## OBJECTIVE:
Search the entries for the word "style" and pull out each line that has it.

Entries from a dataset:

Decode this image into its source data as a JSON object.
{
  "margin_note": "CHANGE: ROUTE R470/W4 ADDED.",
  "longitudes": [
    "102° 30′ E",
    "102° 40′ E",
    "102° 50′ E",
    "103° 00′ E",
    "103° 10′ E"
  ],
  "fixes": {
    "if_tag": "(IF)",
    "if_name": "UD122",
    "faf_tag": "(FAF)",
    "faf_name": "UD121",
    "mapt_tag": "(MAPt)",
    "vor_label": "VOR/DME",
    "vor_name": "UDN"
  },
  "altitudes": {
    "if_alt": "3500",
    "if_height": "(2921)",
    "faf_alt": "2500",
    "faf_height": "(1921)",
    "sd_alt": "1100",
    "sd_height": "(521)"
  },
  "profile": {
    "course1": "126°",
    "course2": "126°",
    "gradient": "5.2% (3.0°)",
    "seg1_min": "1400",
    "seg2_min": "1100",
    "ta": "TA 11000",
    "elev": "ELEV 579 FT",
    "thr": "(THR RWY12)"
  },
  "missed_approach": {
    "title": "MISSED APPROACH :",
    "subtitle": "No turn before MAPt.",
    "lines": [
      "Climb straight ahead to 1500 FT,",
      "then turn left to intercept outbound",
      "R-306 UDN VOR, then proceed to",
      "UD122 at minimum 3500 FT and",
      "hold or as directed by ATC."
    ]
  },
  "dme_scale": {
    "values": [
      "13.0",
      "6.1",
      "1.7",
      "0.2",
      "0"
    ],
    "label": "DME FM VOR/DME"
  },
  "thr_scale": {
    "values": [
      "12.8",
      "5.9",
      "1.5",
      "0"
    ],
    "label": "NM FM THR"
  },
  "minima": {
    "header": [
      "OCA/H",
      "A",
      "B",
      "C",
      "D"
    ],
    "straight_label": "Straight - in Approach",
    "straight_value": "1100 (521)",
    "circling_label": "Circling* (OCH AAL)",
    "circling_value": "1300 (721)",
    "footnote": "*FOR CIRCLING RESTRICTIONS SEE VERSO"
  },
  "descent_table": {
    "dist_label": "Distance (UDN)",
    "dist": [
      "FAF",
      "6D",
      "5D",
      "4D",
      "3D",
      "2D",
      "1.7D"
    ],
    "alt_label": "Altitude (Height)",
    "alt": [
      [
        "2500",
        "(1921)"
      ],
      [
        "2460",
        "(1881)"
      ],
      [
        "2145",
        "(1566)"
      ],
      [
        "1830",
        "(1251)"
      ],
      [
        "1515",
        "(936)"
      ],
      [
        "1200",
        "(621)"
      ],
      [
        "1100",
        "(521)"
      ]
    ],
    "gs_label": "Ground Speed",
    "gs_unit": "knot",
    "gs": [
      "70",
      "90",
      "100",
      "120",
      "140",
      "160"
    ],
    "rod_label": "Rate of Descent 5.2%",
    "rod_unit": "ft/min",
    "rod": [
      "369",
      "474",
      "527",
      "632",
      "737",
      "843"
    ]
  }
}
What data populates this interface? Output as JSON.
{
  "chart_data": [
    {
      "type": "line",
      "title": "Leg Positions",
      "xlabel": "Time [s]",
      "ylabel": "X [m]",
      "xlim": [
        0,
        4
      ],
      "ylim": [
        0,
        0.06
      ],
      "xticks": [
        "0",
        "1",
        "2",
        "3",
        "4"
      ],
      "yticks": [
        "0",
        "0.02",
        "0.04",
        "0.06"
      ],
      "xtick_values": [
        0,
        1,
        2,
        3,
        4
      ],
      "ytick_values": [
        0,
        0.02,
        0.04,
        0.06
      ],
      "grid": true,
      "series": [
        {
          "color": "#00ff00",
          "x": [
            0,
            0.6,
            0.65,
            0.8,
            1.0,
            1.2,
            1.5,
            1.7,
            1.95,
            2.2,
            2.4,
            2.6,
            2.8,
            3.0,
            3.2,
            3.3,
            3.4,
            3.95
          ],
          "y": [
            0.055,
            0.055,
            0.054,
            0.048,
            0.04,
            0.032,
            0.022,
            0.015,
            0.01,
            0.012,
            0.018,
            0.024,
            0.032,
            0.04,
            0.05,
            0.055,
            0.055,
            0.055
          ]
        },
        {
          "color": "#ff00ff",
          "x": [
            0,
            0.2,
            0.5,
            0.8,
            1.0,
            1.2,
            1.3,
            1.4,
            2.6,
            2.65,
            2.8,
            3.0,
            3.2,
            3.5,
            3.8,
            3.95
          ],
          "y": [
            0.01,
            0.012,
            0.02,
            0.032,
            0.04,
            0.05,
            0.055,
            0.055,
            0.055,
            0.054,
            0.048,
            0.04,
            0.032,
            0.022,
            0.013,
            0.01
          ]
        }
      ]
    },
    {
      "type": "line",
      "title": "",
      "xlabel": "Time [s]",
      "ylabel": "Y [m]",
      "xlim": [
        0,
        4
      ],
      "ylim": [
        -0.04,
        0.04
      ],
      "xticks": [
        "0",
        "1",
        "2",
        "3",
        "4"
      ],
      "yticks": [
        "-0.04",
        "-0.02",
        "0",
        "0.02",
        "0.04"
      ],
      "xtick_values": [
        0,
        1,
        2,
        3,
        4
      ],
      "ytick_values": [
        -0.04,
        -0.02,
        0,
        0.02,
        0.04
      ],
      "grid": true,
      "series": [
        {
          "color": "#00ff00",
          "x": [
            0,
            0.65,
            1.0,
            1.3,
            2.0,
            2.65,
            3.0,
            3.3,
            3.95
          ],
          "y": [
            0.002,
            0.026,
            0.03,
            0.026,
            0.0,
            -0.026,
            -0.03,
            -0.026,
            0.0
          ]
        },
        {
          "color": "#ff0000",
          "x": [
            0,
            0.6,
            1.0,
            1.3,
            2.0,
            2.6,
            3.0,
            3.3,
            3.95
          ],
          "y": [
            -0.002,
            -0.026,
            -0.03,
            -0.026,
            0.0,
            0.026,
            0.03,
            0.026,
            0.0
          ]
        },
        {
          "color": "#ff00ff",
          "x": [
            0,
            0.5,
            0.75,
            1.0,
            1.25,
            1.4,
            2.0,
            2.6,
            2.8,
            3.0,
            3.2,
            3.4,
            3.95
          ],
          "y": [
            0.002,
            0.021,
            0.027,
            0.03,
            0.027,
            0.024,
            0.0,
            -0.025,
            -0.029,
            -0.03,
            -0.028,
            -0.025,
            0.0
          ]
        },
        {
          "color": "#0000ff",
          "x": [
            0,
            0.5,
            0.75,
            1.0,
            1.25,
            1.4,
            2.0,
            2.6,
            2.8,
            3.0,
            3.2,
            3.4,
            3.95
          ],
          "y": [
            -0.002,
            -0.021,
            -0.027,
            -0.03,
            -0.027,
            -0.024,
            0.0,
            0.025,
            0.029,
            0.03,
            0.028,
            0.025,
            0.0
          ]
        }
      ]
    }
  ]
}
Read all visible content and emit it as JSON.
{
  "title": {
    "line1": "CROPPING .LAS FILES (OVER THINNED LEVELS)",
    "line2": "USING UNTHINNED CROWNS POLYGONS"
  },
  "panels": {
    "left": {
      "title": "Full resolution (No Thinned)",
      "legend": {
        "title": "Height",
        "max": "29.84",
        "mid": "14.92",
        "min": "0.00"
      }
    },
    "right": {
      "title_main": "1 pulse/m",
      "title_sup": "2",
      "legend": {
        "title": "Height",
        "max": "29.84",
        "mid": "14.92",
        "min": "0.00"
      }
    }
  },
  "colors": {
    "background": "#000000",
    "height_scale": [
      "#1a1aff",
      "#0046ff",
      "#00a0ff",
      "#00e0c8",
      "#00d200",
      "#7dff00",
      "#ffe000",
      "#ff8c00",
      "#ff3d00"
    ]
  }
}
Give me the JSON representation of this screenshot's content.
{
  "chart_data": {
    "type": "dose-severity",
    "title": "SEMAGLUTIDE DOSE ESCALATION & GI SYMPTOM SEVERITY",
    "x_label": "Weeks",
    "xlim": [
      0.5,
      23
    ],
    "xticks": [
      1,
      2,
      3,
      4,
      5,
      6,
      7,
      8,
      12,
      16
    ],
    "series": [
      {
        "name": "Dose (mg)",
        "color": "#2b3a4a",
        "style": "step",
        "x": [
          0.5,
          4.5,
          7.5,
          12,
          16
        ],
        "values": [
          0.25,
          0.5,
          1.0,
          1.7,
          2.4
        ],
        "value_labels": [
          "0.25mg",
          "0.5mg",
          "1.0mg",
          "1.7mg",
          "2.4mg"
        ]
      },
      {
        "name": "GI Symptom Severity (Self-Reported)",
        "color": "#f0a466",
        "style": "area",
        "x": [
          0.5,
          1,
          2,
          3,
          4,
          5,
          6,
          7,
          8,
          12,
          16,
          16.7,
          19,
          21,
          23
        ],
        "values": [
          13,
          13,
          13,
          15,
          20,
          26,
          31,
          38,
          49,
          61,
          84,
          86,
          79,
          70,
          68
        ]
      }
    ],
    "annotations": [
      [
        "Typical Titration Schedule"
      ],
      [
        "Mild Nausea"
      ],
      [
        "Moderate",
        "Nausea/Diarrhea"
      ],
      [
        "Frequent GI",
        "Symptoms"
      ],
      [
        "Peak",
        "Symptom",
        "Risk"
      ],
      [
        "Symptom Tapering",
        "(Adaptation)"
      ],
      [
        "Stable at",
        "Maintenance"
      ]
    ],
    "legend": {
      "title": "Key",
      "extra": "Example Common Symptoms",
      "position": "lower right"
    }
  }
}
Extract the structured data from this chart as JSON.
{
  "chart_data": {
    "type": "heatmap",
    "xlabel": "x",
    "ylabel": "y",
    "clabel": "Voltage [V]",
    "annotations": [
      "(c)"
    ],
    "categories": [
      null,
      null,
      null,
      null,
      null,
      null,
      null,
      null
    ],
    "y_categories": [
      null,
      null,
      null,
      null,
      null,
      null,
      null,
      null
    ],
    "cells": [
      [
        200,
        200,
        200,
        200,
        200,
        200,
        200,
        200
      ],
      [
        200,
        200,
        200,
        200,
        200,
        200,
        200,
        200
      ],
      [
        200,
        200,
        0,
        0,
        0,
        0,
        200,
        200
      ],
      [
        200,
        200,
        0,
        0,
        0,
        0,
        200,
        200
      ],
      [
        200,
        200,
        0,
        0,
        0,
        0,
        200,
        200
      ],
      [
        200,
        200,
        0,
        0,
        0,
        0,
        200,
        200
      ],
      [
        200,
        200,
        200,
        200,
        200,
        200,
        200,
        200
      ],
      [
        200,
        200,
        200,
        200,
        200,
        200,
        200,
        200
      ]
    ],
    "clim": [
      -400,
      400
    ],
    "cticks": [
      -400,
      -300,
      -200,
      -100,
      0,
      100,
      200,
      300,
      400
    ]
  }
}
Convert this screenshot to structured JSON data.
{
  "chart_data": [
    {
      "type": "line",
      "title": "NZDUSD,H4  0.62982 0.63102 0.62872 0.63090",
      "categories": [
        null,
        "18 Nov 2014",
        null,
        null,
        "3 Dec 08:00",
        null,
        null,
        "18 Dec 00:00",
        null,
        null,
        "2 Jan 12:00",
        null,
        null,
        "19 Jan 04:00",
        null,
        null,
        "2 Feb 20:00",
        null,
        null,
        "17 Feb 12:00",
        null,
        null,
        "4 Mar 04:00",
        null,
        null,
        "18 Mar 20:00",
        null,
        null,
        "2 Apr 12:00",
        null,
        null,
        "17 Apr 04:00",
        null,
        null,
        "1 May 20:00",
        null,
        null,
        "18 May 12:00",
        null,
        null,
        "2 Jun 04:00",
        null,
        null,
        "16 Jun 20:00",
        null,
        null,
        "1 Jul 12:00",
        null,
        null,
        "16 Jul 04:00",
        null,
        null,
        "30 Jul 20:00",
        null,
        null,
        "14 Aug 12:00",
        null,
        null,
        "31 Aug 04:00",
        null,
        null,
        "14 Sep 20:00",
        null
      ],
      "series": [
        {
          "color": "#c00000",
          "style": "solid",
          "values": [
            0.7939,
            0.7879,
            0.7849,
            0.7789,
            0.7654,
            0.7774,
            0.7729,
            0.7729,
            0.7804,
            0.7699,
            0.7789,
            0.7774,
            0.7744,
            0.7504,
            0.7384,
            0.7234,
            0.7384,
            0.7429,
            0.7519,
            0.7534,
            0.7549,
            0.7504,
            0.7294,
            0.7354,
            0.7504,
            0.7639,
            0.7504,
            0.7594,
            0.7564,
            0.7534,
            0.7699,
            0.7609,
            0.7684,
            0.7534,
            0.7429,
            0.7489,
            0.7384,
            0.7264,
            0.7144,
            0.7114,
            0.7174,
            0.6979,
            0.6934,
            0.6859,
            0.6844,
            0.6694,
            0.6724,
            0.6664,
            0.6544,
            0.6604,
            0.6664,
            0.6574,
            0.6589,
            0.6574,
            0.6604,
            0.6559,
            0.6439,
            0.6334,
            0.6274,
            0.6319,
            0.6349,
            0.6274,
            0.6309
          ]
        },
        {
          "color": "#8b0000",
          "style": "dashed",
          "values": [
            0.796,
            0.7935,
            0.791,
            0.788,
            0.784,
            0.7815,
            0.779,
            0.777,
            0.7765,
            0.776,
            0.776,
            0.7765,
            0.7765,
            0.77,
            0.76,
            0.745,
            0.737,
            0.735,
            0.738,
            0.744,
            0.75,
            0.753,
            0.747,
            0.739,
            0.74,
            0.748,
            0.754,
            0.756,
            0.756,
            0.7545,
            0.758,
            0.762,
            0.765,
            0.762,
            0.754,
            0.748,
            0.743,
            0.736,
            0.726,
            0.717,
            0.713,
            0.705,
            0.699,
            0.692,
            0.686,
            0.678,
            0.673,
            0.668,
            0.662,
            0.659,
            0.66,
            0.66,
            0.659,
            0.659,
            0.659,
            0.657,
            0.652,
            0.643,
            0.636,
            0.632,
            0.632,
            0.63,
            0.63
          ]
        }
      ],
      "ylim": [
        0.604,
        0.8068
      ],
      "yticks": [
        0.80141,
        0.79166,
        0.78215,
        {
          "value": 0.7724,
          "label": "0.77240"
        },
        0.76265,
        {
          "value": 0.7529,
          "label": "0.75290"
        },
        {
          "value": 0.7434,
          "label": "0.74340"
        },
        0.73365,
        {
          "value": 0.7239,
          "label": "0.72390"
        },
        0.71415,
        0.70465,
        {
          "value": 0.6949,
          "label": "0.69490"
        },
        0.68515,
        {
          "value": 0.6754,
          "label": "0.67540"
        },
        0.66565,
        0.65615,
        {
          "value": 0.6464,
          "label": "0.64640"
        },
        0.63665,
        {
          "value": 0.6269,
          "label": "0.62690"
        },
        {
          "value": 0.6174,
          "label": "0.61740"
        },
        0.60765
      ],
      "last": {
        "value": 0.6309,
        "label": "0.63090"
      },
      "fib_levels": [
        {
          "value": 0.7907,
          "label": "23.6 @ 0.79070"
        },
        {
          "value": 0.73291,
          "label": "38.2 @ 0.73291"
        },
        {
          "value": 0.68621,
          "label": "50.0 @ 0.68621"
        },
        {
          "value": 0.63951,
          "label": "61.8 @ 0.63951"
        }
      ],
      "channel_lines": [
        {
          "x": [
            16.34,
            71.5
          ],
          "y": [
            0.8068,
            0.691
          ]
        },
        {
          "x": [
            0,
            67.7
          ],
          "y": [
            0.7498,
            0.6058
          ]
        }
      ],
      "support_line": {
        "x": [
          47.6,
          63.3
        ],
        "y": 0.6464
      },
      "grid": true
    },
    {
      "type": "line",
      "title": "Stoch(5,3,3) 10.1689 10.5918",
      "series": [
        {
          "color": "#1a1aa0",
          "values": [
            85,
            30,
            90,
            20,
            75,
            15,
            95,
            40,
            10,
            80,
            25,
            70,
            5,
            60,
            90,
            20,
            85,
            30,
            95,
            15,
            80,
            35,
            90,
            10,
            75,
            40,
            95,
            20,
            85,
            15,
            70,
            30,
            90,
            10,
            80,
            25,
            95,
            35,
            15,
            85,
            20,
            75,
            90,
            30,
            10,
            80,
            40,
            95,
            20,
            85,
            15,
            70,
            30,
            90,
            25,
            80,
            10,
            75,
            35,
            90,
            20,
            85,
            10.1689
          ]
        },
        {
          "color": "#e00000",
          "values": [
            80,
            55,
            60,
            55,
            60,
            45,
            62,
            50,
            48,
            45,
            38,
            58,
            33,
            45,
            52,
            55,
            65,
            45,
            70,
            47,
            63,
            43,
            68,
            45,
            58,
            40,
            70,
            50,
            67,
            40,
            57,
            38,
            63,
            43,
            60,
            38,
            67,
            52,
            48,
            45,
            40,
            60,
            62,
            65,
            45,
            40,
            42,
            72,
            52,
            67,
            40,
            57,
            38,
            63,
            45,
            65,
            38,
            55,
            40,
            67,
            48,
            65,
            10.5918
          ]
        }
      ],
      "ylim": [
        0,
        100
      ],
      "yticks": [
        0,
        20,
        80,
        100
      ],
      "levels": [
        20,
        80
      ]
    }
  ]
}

## SOLUTION FOR THIS EXERCISE:
        "style": "step",
        "style": "area",
          "style": "solid",
          "style": "dashed",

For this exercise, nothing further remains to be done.